▶ **WORK INSTRUCTIONS**
Copy out the listing verbatim, from the line containing "Text: motif 3: active" up to and including the line containing "Find all labels, buttons, inputs, and".

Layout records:
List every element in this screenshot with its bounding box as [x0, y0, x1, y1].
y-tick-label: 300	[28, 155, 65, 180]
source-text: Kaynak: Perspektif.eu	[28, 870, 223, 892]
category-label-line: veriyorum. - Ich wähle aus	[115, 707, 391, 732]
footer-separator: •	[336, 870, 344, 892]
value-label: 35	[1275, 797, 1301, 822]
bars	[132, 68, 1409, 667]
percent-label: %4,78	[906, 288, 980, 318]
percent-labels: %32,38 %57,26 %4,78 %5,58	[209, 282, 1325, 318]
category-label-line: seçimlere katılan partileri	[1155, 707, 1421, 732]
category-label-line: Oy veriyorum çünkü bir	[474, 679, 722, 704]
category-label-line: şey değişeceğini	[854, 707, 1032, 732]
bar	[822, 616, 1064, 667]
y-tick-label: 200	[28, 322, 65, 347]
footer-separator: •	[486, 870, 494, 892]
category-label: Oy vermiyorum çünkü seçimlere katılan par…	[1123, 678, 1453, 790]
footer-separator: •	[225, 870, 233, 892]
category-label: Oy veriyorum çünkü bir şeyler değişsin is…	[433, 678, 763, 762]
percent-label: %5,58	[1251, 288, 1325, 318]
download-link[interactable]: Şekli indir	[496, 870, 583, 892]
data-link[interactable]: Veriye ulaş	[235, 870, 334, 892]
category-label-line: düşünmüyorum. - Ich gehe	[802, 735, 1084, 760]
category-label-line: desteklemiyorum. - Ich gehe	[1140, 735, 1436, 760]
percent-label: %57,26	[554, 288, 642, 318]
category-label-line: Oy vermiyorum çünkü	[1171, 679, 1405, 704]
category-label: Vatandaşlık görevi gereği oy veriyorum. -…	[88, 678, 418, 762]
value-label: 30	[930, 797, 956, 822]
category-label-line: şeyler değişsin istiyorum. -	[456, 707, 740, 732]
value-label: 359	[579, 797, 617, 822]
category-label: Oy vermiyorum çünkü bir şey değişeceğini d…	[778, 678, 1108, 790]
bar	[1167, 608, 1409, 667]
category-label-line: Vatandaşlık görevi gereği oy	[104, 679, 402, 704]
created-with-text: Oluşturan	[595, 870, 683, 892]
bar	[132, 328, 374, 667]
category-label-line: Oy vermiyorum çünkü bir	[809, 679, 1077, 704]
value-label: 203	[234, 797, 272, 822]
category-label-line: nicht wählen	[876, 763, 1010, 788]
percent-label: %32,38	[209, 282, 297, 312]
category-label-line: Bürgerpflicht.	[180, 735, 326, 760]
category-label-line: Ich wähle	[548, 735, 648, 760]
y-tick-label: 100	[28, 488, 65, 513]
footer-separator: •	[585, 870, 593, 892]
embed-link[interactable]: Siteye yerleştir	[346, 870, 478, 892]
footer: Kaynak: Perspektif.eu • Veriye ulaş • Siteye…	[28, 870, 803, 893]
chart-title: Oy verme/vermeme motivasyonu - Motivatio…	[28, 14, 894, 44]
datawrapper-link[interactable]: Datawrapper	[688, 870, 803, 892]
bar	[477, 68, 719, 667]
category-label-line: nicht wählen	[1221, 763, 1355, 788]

* * *

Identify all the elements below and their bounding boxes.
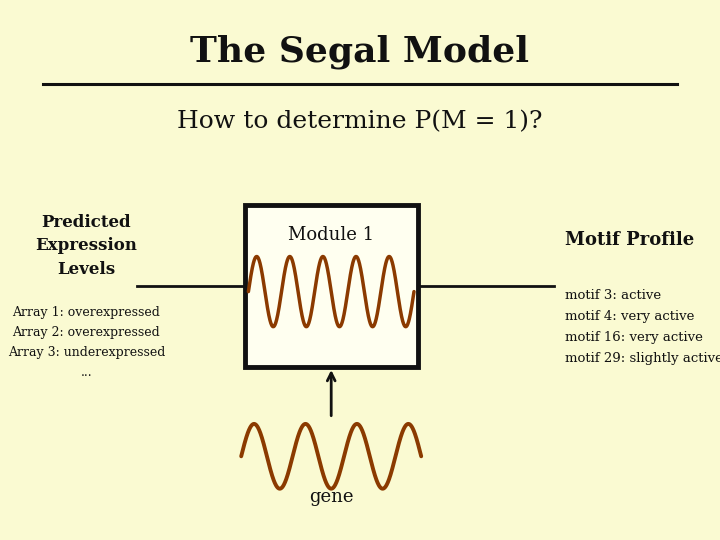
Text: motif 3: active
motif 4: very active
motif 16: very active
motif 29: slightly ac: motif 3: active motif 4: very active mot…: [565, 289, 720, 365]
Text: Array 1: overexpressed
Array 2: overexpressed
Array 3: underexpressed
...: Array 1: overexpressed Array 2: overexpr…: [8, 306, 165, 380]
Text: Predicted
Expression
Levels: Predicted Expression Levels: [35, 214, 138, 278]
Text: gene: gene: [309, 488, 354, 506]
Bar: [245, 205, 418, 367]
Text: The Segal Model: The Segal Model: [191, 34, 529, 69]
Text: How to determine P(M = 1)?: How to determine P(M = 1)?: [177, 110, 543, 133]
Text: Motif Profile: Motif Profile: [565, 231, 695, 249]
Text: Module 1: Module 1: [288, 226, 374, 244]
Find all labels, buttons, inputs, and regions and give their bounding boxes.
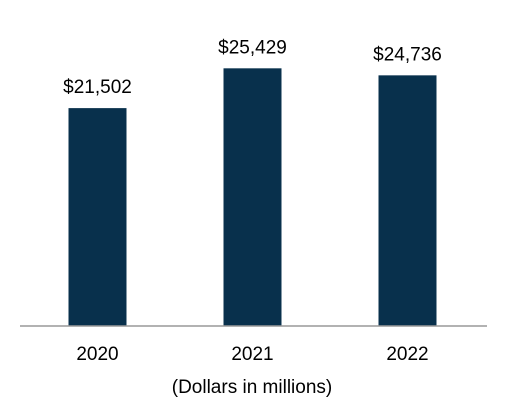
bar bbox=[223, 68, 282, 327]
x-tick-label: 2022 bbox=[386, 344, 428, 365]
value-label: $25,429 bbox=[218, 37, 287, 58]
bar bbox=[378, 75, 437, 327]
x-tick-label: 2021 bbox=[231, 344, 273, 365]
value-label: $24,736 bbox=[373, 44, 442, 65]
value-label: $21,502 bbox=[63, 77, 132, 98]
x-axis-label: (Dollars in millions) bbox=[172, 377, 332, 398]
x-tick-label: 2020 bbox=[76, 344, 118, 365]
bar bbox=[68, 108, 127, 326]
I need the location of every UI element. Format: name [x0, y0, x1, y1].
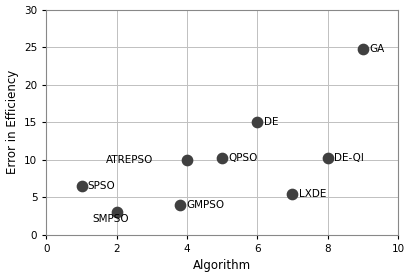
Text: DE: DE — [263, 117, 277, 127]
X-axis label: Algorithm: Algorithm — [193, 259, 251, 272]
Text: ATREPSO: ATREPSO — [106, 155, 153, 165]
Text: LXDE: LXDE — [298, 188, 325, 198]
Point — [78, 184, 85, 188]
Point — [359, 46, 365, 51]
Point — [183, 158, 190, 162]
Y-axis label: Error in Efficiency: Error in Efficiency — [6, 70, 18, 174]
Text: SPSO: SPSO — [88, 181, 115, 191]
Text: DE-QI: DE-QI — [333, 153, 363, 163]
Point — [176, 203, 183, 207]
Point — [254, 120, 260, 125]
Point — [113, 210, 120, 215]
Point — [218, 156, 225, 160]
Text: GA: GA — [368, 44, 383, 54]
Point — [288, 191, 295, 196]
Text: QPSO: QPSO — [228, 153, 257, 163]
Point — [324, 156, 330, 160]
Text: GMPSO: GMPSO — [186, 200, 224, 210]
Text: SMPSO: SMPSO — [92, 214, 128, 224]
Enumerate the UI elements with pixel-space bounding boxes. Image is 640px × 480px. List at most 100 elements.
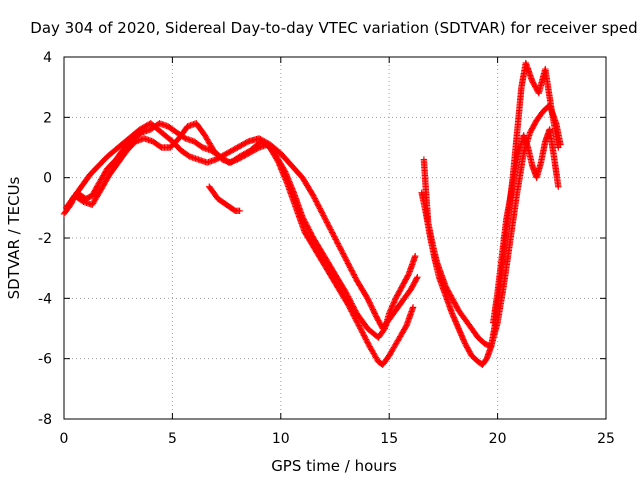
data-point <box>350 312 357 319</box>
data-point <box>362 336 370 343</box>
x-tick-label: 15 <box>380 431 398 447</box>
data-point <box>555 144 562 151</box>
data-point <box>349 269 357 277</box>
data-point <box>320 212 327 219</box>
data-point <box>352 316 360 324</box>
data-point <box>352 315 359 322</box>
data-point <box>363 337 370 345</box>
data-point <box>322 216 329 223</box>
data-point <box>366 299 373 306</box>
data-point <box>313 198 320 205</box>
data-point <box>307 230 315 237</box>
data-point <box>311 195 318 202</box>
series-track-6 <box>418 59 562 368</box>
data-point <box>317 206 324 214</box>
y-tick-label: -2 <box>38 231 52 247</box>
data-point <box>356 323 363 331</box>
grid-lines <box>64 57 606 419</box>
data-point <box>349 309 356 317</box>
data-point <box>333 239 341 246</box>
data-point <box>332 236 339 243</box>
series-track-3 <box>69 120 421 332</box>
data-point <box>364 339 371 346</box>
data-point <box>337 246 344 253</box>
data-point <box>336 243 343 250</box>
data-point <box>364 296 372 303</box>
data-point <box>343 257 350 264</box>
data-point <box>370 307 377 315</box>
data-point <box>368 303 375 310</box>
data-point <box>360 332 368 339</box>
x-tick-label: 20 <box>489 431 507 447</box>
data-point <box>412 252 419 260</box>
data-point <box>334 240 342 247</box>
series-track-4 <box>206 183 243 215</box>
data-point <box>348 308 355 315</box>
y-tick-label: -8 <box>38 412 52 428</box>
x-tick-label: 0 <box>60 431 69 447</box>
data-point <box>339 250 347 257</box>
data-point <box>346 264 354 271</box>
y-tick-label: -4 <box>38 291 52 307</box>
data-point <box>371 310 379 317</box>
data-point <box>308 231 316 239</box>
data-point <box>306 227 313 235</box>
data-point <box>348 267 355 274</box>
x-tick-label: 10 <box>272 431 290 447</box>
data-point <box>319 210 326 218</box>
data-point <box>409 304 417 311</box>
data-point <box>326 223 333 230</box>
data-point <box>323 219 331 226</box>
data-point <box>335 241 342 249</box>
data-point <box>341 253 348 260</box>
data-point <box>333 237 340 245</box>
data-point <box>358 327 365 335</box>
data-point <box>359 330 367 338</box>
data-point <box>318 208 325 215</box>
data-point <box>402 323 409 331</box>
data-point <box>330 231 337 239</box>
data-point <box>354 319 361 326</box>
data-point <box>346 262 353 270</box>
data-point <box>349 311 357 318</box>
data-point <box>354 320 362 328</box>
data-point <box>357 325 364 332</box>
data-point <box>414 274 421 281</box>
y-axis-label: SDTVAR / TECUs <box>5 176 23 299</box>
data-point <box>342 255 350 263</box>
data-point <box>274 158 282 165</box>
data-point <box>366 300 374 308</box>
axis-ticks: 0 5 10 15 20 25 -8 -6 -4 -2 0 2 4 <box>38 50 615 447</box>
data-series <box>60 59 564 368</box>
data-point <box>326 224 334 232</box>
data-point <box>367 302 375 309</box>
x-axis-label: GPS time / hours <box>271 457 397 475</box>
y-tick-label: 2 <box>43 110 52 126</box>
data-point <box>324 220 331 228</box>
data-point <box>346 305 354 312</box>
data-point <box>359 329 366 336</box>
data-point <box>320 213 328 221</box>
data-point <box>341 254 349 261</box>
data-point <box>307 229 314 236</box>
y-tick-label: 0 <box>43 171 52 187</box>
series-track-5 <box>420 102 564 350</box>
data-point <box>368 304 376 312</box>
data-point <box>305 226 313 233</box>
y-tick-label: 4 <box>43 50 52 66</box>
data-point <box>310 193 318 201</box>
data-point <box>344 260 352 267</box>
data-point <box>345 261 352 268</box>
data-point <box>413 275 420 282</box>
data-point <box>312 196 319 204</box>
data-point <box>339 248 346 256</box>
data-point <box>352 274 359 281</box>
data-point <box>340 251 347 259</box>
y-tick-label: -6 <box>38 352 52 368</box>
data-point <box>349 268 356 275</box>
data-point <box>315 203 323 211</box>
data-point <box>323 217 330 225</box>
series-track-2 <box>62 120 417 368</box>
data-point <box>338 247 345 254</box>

▶ **TASK OUTPUT**
Text: motif 3: active
motif 4: very active
motif 16: very active
motif 29: slightly ac: motif 3: active motif 4: very active mot…: [565, 289, 720, 365]
Text: Array 1: overexpressed
Array 2: overexpressed
Array 3: underexpressed
...: Array 1: overexpressed Array 2: overexpr…: [8, 306, 165, 380]
Text: Predicted
Expression
Levels: Predicted Expression Levels: [35, 214, 138, 278]
Text: gene: gene: [309, 488, 354, 506]
Bar: [245, 205, 418, 367]
Text: The Segal Model: The Segal Model: [191, 34, 529, 69]
Text: How to determine P(M = 1)?: How to determine P(M = 1)?: [177, 110, 543, 133]
Text: Motif Profile: Motif Profile: [565, 231, 695, 249]
Text: Module 1: Module 1: [288, 226, 374, 244]
Find all labels, buttons, inputs, and regions and give their bounding boxes.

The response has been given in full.